Could you copy out the data below line for line, leaving out the pictures?

** start INFORMATION PROVIDED **

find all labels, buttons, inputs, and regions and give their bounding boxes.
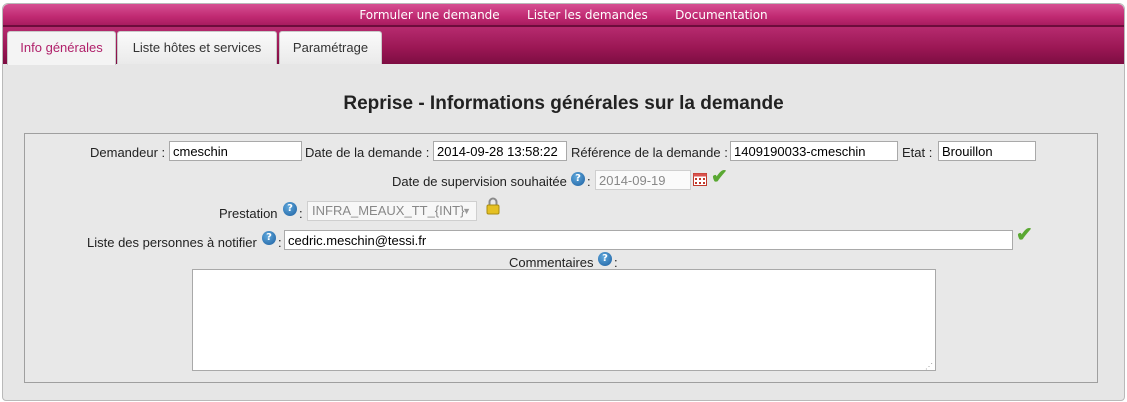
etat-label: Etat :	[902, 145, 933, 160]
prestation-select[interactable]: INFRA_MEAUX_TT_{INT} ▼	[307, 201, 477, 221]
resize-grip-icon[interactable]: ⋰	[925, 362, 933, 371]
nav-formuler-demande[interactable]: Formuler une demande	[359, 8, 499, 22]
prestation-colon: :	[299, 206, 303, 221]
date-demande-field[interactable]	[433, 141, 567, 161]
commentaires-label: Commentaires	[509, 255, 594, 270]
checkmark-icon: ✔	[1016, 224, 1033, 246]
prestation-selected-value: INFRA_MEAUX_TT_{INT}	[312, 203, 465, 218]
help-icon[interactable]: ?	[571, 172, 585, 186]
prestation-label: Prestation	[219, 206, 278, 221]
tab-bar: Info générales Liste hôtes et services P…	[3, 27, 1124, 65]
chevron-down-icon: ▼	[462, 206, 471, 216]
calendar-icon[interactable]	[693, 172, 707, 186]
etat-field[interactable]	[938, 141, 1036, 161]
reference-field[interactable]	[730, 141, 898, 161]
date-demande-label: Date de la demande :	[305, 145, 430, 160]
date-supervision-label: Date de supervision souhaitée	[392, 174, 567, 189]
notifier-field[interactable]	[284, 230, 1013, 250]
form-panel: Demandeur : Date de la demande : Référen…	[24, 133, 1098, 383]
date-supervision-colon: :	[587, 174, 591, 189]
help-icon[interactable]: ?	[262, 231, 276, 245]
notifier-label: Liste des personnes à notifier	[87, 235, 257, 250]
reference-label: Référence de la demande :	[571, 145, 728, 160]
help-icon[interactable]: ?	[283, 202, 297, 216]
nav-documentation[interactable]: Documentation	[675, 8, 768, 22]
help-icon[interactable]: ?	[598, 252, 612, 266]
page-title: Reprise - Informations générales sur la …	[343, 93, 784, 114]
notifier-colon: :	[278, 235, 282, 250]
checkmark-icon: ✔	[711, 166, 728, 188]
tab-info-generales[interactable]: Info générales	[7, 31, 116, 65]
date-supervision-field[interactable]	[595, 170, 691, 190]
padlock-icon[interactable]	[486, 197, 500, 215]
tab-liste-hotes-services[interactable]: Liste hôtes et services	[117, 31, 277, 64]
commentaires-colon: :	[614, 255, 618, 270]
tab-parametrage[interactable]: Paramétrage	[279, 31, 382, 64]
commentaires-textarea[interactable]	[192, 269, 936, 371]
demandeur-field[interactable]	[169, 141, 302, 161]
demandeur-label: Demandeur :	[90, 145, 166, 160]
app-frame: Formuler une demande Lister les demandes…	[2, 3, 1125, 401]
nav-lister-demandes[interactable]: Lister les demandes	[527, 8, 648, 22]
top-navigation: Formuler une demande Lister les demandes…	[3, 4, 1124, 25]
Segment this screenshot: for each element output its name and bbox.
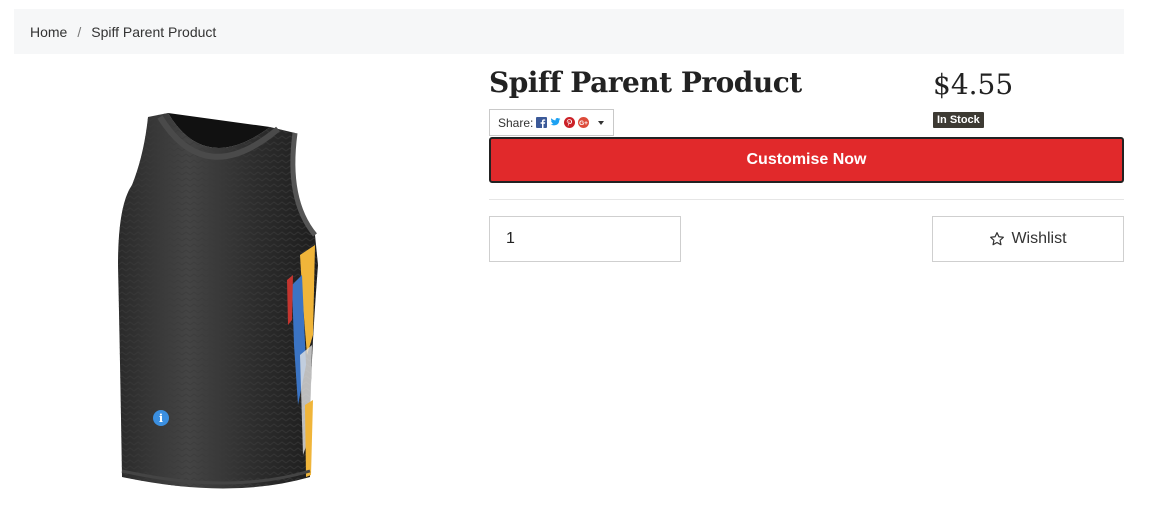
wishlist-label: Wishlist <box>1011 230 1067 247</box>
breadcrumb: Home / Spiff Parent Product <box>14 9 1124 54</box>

** end INFORMATION PROVIDED **

RESPONSE BELOW
find all labels, buttons, inputs, and regions and give their bounding boxes.
etat-label: Etat :	[902, 145, 933, 160]
prestation-select[interactable]: INFRA_MEAUX_TT_{INT} ▼	[307, 201, 477, 221]
resize-grip-icon[interactable]: ⋰	[925, 362, 933, 371]
nav-formuler-demande[interactable]: Formuler une demande	[359, 8, 499, 22]
prestation-colon: :	[299, 206, 303, 221]
date-demande-field[interactable]	[433, 141, 567, 161]
commentaires-label: Commentaires	[509, 255, 594, 270]
checkmark-icon: ✔	[1016, 224, 1033, 246]
prestation-selected-value: INFRA_MEAUX_TT_{INT}	[312, 203, 465, 218]
help-icon[interactable]: ?	[571, 172, 585, 186]
prestation-label: Prestation	[219, 206, 278, 221]
tab-bar: Info générales Liste hôtes et services P…	[3, 27, 1124, 65]
chevron-down-icon: ▼	[462, 206, 471, 216]
calendar-icon[interactable]	[693, 172, 707, 186]
etat-field[interactable]	[938, 141, 1036, 161]
reference-field[interactable]	[730, 141, 898, 161]
date-demande-label: Date de la demande :	[305, 145, 430, 160]
date-supervision-label: Date de supervision souhaitée	[392, 174, 567, 189]
notifier-field[interactable]	[284, 230, 1013, 250]
form-panel: Demandeur : Date de la demande : Référen…	[24, 133, 1098, 383]
date-supervision-colon: :	[587, 174, 591, 189]
help-icon[interactable]: ?	[262, 231, 276, 245]
notifier-label: Liste des personnes à notifier	[87, 235, 257, 250]
reference-label: Référence de la demande :	[571, 145, 728, 160]
help-icon[interactable]: ?	[283, 202, 297, 216]
nav-documentation[interactable]: Documentation	[675, 8, 768, 22]
help-icon[interactable]: ?	[598, 252, 612, 266]
page-title: Reprise - Informations générales sur la …	[343, 93, 784, 114]
notifier-colon: :	[278, 235, 282, 250]
checkmark-icon: ✔	[711, 166, 728, 188]
tab-info-generales[interactable]: Info générales	[7, 31, 116, 65]
date-supervision-field[interactable]	[595, 170, 691, 190]
padlock-icon[interactable]	[486, 197, 500, 215]
tab-liste-hotes-services[interactable]: Liste hôtes et services	[117, 31, 277, 64]
commentaires-colon: :	[614, 255, 618, 270]
tab-parametrage[interactable]: Paramétrage	[279, 31, 382, 64]
commentaires-textarea[interactable]	[192, 269, 936, 371]
demandeur-field[interactable]	[169, 141, 302, 161]
demandeur-label: Demandeur :	[90, 145, 166, 160]
app-frame: Formuler une demande Lister les demandes…	[2, 3, 1125, 401]
nav-lister-demandes[interactable]: Lister les demandes	[527, 8, 648, 22]
top-navigation: Formuler une demande Lister les demandes…	[3, 4, 1124, 25]
Segment this screenshot: for each element output its name and bbox.
wishlist-label: Wishlist <box>1011 230 1067 247</box>
breadcrumb: Home / Spiff Parent Product <box>14 9 1124 54</box>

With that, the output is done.